BEGIN Given entries
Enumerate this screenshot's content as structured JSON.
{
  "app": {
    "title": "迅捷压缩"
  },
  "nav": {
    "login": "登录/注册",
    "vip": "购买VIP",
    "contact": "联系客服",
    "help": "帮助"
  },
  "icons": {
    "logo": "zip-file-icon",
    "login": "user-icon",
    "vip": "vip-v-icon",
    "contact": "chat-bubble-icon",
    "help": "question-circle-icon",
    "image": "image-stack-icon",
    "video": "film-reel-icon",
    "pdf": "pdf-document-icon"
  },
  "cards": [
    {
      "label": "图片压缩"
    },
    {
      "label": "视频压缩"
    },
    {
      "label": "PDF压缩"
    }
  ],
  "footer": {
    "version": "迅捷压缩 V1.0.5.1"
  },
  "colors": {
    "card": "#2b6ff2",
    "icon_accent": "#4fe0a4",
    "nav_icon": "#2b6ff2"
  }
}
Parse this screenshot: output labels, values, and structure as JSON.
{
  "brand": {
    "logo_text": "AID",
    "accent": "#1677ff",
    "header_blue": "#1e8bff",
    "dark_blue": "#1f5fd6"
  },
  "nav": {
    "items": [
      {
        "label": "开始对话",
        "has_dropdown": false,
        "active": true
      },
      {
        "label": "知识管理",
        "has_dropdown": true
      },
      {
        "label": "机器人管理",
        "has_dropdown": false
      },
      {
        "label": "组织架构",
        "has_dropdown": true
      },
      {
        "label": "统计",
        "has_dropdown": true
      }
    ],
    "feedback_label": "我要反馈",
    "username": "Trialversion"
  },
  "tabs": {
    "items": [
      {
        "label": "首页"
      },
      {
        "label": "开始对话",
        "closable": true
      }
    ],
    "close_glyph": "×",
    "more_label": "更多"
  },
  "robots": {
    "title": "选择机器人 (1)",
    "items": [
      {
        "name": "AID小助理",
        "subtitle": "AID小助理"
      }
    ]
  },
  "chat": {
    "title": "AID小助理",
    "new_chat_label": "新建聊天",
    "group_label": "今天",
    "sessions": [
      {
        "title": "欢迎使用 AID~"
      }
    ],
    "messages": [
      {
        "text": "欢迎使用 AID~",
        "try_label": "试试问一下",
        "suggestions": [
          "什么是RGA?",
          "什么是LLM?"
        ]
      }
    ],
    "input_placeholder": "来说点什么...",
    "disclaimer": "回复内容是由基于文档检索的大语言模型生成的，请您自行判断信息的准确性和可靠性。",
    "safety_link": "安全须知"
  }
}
END Given entries
Given exercise: State the count of lines with the word "contact" in them, and write nothing else.

Answer to this exercise: 2